» Task goal
Every entry below should be transcribed exactly; pictures stay out of the copy.

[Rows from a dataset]
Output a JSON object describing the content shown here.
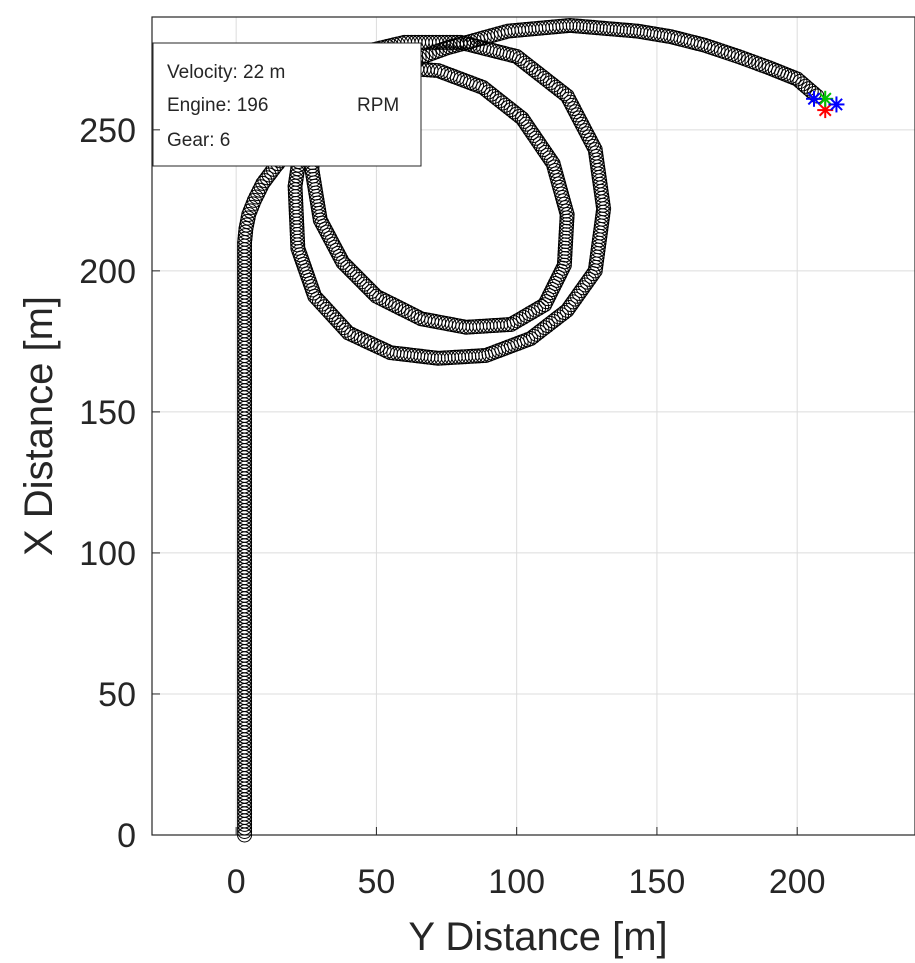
{
  "chart_data": {
    "type": "scatter",
    "title": "",
    "xlabel": "Y Distance [m]",
    "ylabel": "X Distance [m]",
    "xlim": [
      -30,
      242
    ],
    "ylim": [
      0,
      290
    ],
    "grid": true,
    "x_ticks": [
      "0",
      "50",
      "100",
      "150",
      "200"
    ],
    "y_ticks": [
      "0",
      "50",
      "100",
      "150",
      "200",
      "250"
    ],
    "series": [
      {
        "marker": "circle",
        "color": "#000000",
        "x": [
          3,
          3,
          3,
          3,
          3,
          3,
          3,
          3,
          3,
          3,
          3,
          3,
          3,
          3,
          3,
          3,
          3,
          3,
          3,
          3,
          3,
          3,
          3,
          3,
          3.5,
          4.5,
          6.5,
          9.5,
          14,
          20,
          27,
          35,
          44,
          54,
          64,
          75,
          86,
          97,
          108,
          119,
          131,
          143,
          155,
          167,
          179,
          190,
          200,
          207
        ],
        "y": [
          0,
          10,
          20,
          30,
          40,
          50,
          60,
          70,
          80,
          90,
          100,
          110,
          120,
          130,
          140,
          150,
          160,
          170,
          180,
          190,
          195,
          200,
          205,
          210,
          215,
          220,
          225,
          231,
          237,
          244,
          251,
          258,
          264,
          270,
          275,
          279,
          282,
          285,
          286,
          287,
          286,
          285,
          283,
          280,
          276,
          272,
          268,
          262
        ]
      },
      {
        "marker": "circle",
        "color": "#000000",
        "x": [
          26,
          24,
          21,
          22,
          28,
          40,
          55,
          72,
          89,
          105,
          118,
          128,
          131,
          128,
          118,
          100,
          80,
          60,
          43,
          33,
          28,
          27,
          30,
          38,
          50,
          66,
          82,
          98,
          110,
          117,
          118,
          113,
          102,
          88,
          72,
          58,
          46,
          37,
          30,
          25,
          24
        ],
        "y": [
          266,
          250,
          230,
          208,
          191,
          178,
          171,
          169,
          170,
          176,
          186,
          200,
          222,
          243,
          262,
          276,
          281,
          281,
          277,
          268,
          254,
          236,
          218,
          203,
          191,
          183,
          180,
          181,
          188,
          202,
          220,
          238,
          254,
          265,
          271,
          272,
          270,
          264,
          256,
          247,
          243
        ]
      }
    ],
    "vehicle_markers": [
      {
        "color": "#ff0000",
        "x": 210,
        "y": 257
      },
      {
        "color": "#00c000",
        "x": 210,
        "y": 261
      },
      {
        "color": "#0000ff",
        "x": 214,
        "y": 259
      },
      {
        "color": "#0000ff",
        "x": 206,
        "y": 261
      }
    ],
    "info_box": {
      "lines": [
        "Velocity:  22 m",
        "Engine: 196",
        "Gear:  6"
      ],
      "obscured": [
        "",
        "RPM",
        ""
      ]
    }
  }
}
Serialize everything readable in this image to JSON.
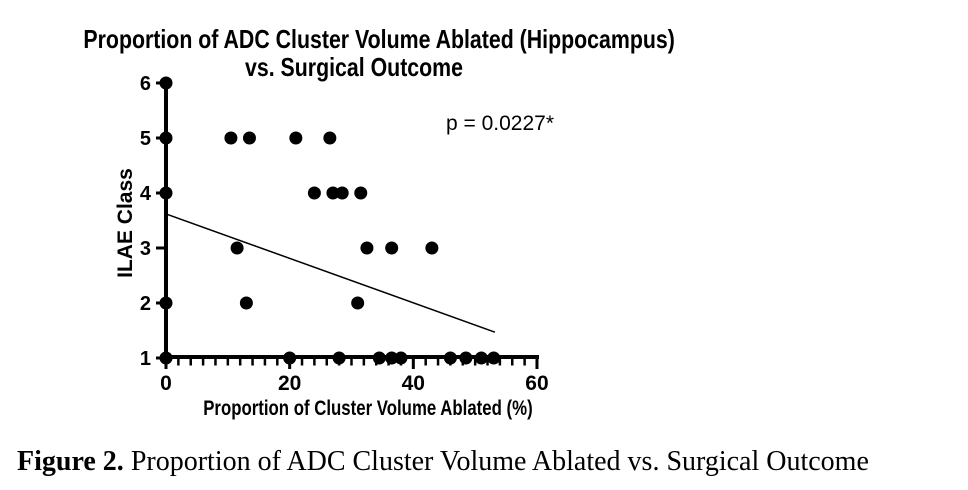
{
  "figure": {
    "caption_prefix": "Figure 2.",
    "caption_text": " Proportion of ADC Cluster Volume Ablated vs. Surgical Outcome"
  },
  "chart_data": {
    "type": "scatter",
    "title_line1": "Proportion of ADC Cluster Volume Ablated (Hippocampus)",
    "title_line2": "vs. Surgical Outcome",
    "xlabel": "Proportion of Cluster Volume Ablated (%)",
    "ylabel": "ILAE Class",
    "annotation": "p = 0.0227*",
    "xlim": [
      0,
      60
    ],
    "ylim": [
      1,
      6
    ],
    "x_major_ticks": [
      0,
      20,
      40,
      60
    ],
    "x_minor_tick_step": 2,
    "y_ticks": [
      1,
      2,
      3,
      4,
      5,
      6
    ],
    "grid": false,
    "legend": null,
    "marker_color": "#000000",
    "points": [
      [
        0,
        6
      ],
      [
        0,
        5
      ],
      [
        10.5,
        5
      ],
      [
        13.5,
        5
      ],
      [
        21,
        5
      ],
      [
        26.5,
        5
      ],
      [
        0,
        4
      ],
      [
        24,
        4
      ],
      [
        27,
        4
      ],
      [
        28.5,
        4
      ],
      [
        31.5,
        4
      ],
      [
        11.5,
        3
      ],
      [
        32.5,
        3
      ],
      [
        36.5,
        3
      ],
      [
        43,
        3
      ],
      [
        0,
        2
      ],
      [
        13,
        2
      ],
      [
        31,
        2
      ],
      [
        0,
        1
      ],
      [
        20,
        1
      ],
      [
        28,
        1
      ],
      [
        34.5,
        1
      ],
      [
        36.5,
        1
      ],
      [
        38,
        1
      ],
      [
        46,
        1
      ],
      [
        48.5,
        1
      ],
      [
        51,
        1
      ],
      [
        53,
        1
      ]
    ],
    "trend_line": {
      "x1": 0,
      "y1": 3.62,
      "x2": 53.2,
      "y2": 1.47
    }
  }
}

» Answer for this exercise
Output a JSON object describing the content shown here.
{
  "chart_data": {
    "type": "scatter",
    "title": "",
    "xlabel": "Y Distance [m]",
    "ylabel": "X Distance [m]",
    "xlim": [
      -30,
      242
    ],
    "ylim": [
      0,
      290
    ],
    "grid": true,
    "x_ticks": [
      "0",
      "50",
      "100",
      "150",
      "200"
    ],
    "y_ticks": [
      "0",
      "50",
      "100",
      "150",
      "200",
      "250"
    ],
    "series": [
      {
        "marker": "circle",
        "color": "#000000",
        "x": [
          3,
          3,
          3,
          3,
          3,
          3,
          3,
          3,
          3,
          3,
          3,
          3,
          3,
          3,
          3,
          3,
          3,
          3,
          3,
          3,
          3,
          3,
          3,
          3,
          3.5,
          4.5,
          6.5,
          9.5,
          14,
          20,
          27,
          35,
          44,
          54,
          64,
          75,
          86,
          97,
          108,
          119,
          131,
          143,
          155,
          167,
          179,
          190,
          200,
          207
        ],
        "y": [
          0,
          10,
          20,
          30,
          40,
          50,
          60,
          70,
          80,
          90,
          100,
          110,
          120,
          130,
          140,
          150,
          160,
          170,
          180,
          190,
          195,
          200,
          205,
          210,
          215,
          220,
          225,
          231,
          237,
          244,
          251,
          258,
          264,
          270,
          275,
          279,
          282,
          285,
          286,
          287,
          286,
          285,
          283,
          280,
          276,
          272,
          268,
          262
        ]
      },
      {
        "marker": "circle",
        "color": "#000000",
        "x": [
          26,
          24,
          21,
          22,
          28,
          40,
          55,
          72,
          89,
          105,
          118,
          128,
          131,
          128,
          118,
          100,
          80,
          60,
          43,
          33,
          28,
          27,
          30,
          38,
          50,
          66,
          82,
          98,
          110,
          117,
          118,
          113,
          102,
          88,
          72,
          58,
          46,
          37,
          30,
          25,
          24
        ],
        "y": [
          266,
          250,
          230,
          208,
          191,
          178,
          171,
          169,
          170,
          176,
          186,
          200,
          222,
          243,
          262,
          276,
          281,
          281,
          277,
          268,
          254,
          236,
          218,
          203,
          191,
          183,
          180,
          181,
          188,
          202,
          220,
          238,
          254,
          265,
          271,
          272,
          270,
          264,
          256,
          247,
          243
        ]
      }
    ],
    "vehicle_markers": [
      {
        "color": "#ff0000",
        "x": 210,
        "y": 257
      },
      {
        "color": "#00c000",
        "x": 210,
        "y": 261
      },
      {
        "color": "#0000ff",
        "x": 214,
        "y": 259
      },
      {
        "color": "#0000ff",
        "x": 206,
        "y": 261
      }
    ],
    "info_box": {
      "lines": [
        "Velocity:  22 m",
        "Engine: 196",
        "Gear:  6"
      ],
      "obscured": [
        "",
        "RPM",
        ""
      ]
    }
  }
}
Serialize everything readable in this image to JSON.
{
  "figure": {
    "caption_prefix": "Figure 2.",
    "caption_text": " Proportion of ADC Cluster Volume Ablated vs. Surgical Outcome"
  },
  "chart_data": {
    "type": "scatter",
    "title_line1": "Proportion of ADC Cluster Volume Ablated (Hippocampus)",
    "title_line2": "vs. Surgical Outcome",
    "xlabel": "Proportion of Cluster Volume Ablated (%)",
    "ylabel": "ILAE Class",
    "annotation": "p = 0.0227*",
    "xlim": [
      0,
      60
    ],
    "ylim": [
      1,
      6
    ],
    "x_major_ticks": [
      0,
      20,
      40,
      60
    ],
    "x_minor_tick_step": 2,
    "y_ticks": [
      1,
      2,
      3,
      4,
      5,
      6
    ],
    "grid": false,
    "legend": null,
    "marker_color": "#000000",
    "points": [
      [
        0,
        6
      ],
      [
        0,
        5
      ],
      [
        10.5,
        5
      ],
      [
        13.5,
        5
      ],
      [
        21,
        5
      ],
      [
        26.5,
        5
      ],
      [
        0,
        4
      ],
      [
        24,
        4
      ],
      [
        27,
        4
      ],
      [
        28.5,
        4
      ],
      [
        31.5,
        4
      ],
      [
        11.5,
        3
      ],
      [
        32.5,
        3
      ],
      [
        36.5,
        3
      ],
      [
        43,
        3
      ],
      [
        0,
        2
      ],
      [
        13,
        2
      ],
      [
        31,
        2
      ],
      [
        0,
        1
      ],
      [
        20,
        1
      ],
      [
        28,
        1
      ],
      [
        34.5,
        1
      ],
      [
        36.5,
        1
      ],
      [
        38,
        1
      ],
      [
        46,
        1
      ],
      [
        48.5,
        1
      ],
      [
        51,
        1
      ],
      [
        53,
        1
      ]
    ],
    "trend_line": {
      "x1": 0,
      "y1": 3.62,
      "x2": 53.2,
      "y2": 1.47
    }
  }
}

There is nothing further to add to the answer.